PROBLEM DETAILS
Return every record below exactly as written, but leave out the pictures.

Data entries
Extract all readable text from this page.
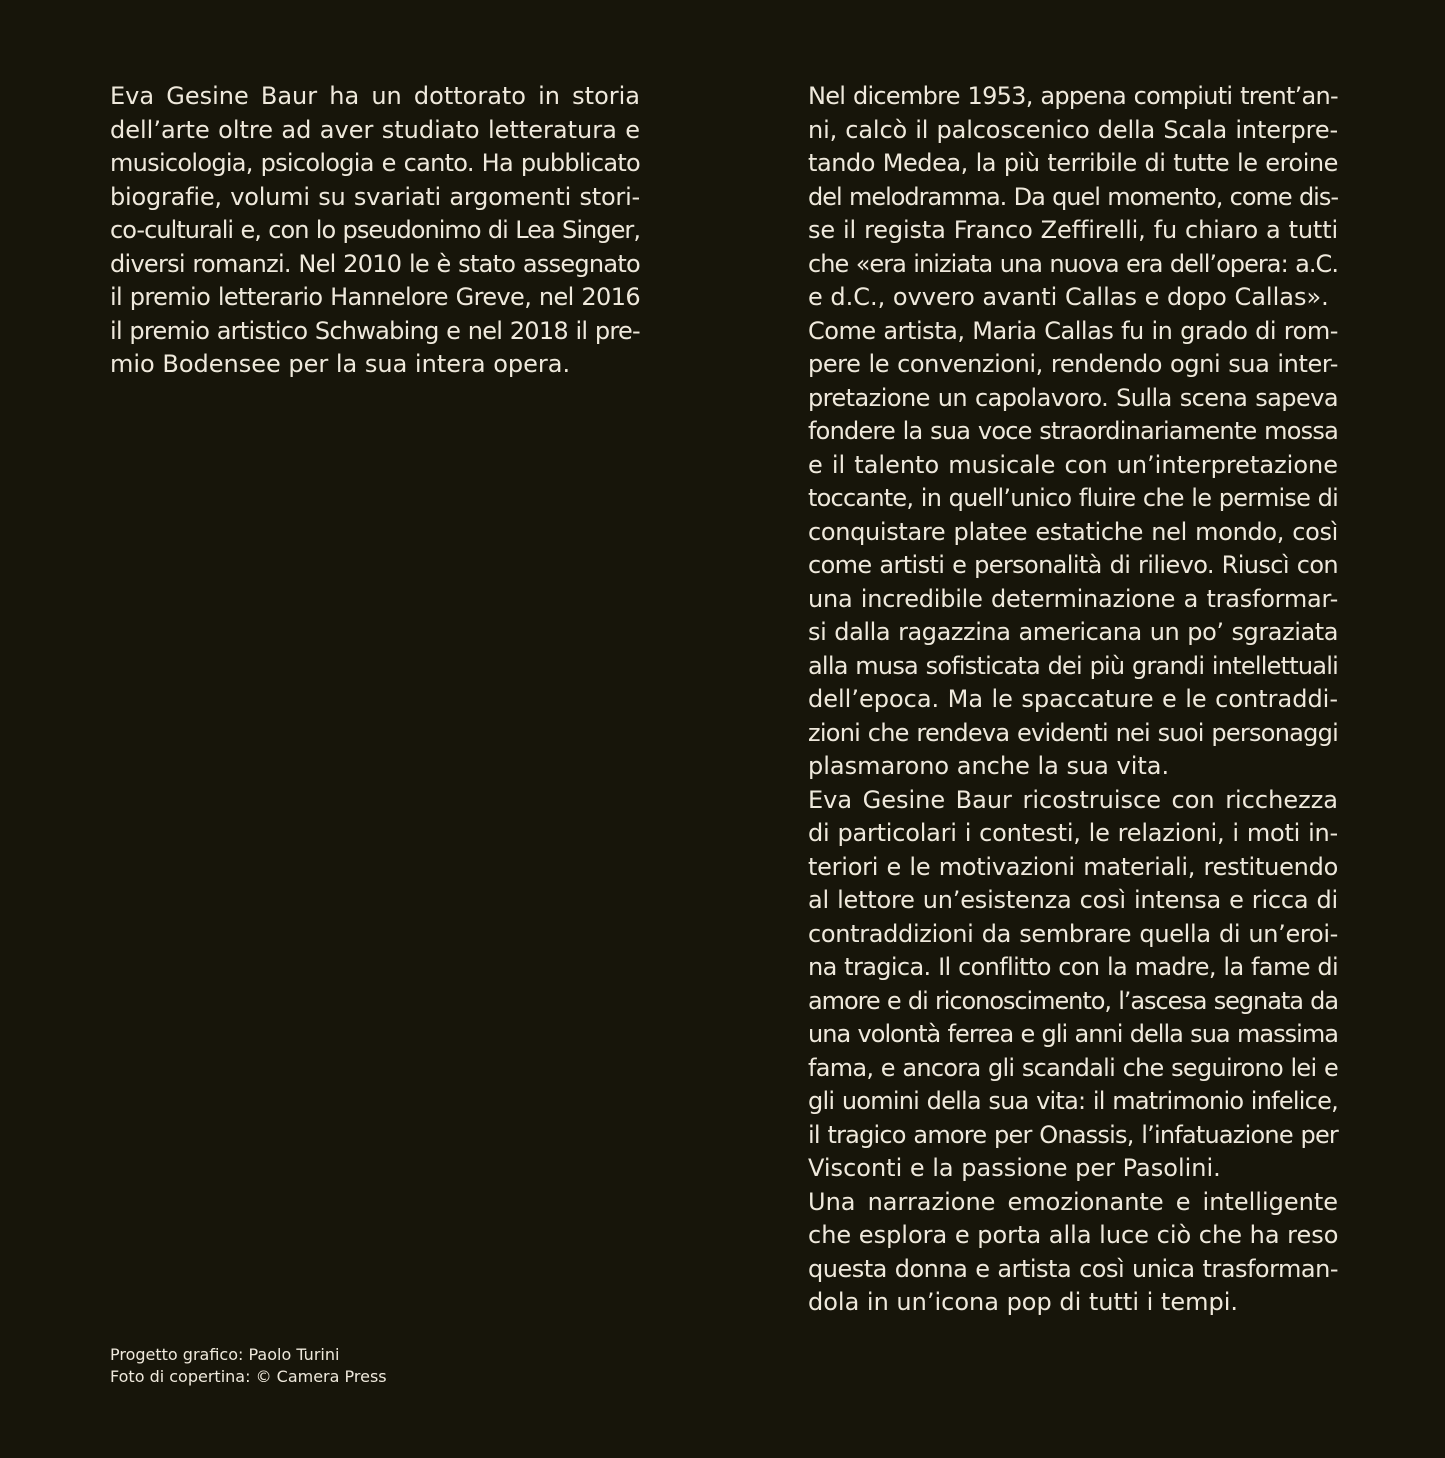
Eva Gesine Baur ha un dottorato in storia
dell’arte oltre ad aver studiato letteratura e
musicologia, psicologia e canto. Ha pubblicato
biografie, volumi su svariati argomenti stori-
co-culturali e, con lo pseudonimo di Lea Singer,
diversi romanzi. Nel 2010 le è stato assegnato
il premio letterario Hannelore Greve, nel 2016
il premio artistico Schwabing e nel 2018 il pre-
mio Bodensee per la sua intera opera.
Nel dicembre 1953, appena compiuti trent’an-
ni, calcò il palcoscenico della Scala interpre-
tando Medea, la più terribile di tutte le eroine
del melodramma. Da quel momento, come dis-
se il regista Franco Zeffirelli, fu chiaro a tutti
che «era iniziata una nuova era dell’opera: a.C.
e d.C., ovvero avanti Callas e dopo Callas».
Come artista, Maria Callas fu in grado di rom-
pere le convenzioni, rendendo ogni sua inter-
pretazione un capolavoro. Sulla scena sapeva
fondere la sua voce straordinariamente mossa
e il talento musicale con un’interpretazione
toccante, in quell’unico fluire che le permise di
conquistare platee estatiche nel mondo, così
come artisti e personalità di rilievo. Riuscì con
una incredibile determinazione a trasformar-
si dalla ragazzina americana un po’ sgraziata
alla musa sofisticata dei più grandi intellettuali
dell’epoca. Ma le spaccature e le contraddi-
zioni che rendeva evidenti nei suoi personaggi
plasmarono anche la sua vita.
Eva Gesine Baur ricostruisce con ricchezza
di particolari i contesti, le relazioni, i moti in-
teriori e le motivazioni materiali, restituendo
al lettore un’esistenza così intensa e ricca di
contraddizioni da sembrare quella di un’eroi-
na tragica. Il conflitto con la madre, la fame di
amore e di riconoscimento, l’ascesa segnata da
una volontà ferrea e gli anni della sua massima
fama, e ancora gli scandali che seguirono lei e
gli uomini della sua vita: il matrimonio infelice,
il tragico amore per Onassis, l’infatuazione per
Visconti e la passione per Pasolini.
Una narrazione emozionante e intelligente
che esplora e porta alla luce ciò che ha reso
questa donna e artista così unica trasforman-
dola in un’icona pop di tutti i tempi.
Progetto grafico: Paolo Turini
Foto di copertina: © Camera Press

TASK RESPONSE
Extract all readable text from this page.
Eva Gesine Baur ha un dottorato in storia
dell’arte oltre ad aver studiato letteratura e
musicologia, psicologia e canto. Ha pubblicato
biografie, volumi su svariati argomenti stori-
co-culturali e, con lo pseudonimo di Lea Singer,
diversi romanzi. Nel 2010 le è stato assegnato
il premio letterario Hannelore Greve, nel 2016
il premio artistico Schwabing e nel 2018 il pre-
mio Bodensee per la sua intera opera.
Nel dicembre 1953, appena compiuti trent’an-
ni, calcò il palcoscenico della Scala interpre-
tando Medea, la più terribile di tutte le eroine
del melodramma. Da quel momento, come dis-
se il regista Franco Zeffirelli, fu chiaro a tutti
che «era iniziata una nuova era dell’opera: a.C.
e d.C., ovvero avanti Callas e dopo Callas».
Come artista, Maria Callas fu in grado di rom-
pere le convenzioni, rendendo ogni sua inter-
pretazione un capolavoro. Sulla scena sapeva
fondere la sua voce straordinariamente mossa
e il talento musicale con un’interpretazione
toccante, in quell’unico fluire che le permise di
conquistare platee estatiche nel mondo, così
come artisti e personalità di rilievo. Riuscì con
una incredibile determinazione a trasformar-
si dalla ragazzina americana un po’ sgraziata
alla musa sofisticata dei più grandi intellettuali
dell’epoca. Ma le spaccature e le contraddi-
zioni che rendeva evidenti nei suoi personaggi
plasmarono anche la sua vita.
Eva Gesine Baur ricostruisce con ricchezza
di particolari i contesti, le relazioni, i moti in-
teriori e le motivazioni materiali, restituendo
al lettore un’esistenza così intensa e ricca di
contraddizioni da sembrare quella di un’eroi-
na tragica. Il conflitto con la madre, la fame di
amore e di riconoscimento, l’ascesa segnata da
una volontà ferrea e gli anni della sua massima
fama, e ancora gli scandali che seguirono lei e
gli uomini della sua vita: il matrimonio infelice,
il tragico amore per Onassis, l’infatuazione per
Visconti e la passione per Pasolini.
Una narrazione emozionante e intelligente
che esplora e porta alla luce ciò che ha reso
questa donna e artista così unica trasforman-
dola in un’icona pop di tutti i tempi.
Progetto grafico: Paolo Turini
Foto di copertina: © Camera Press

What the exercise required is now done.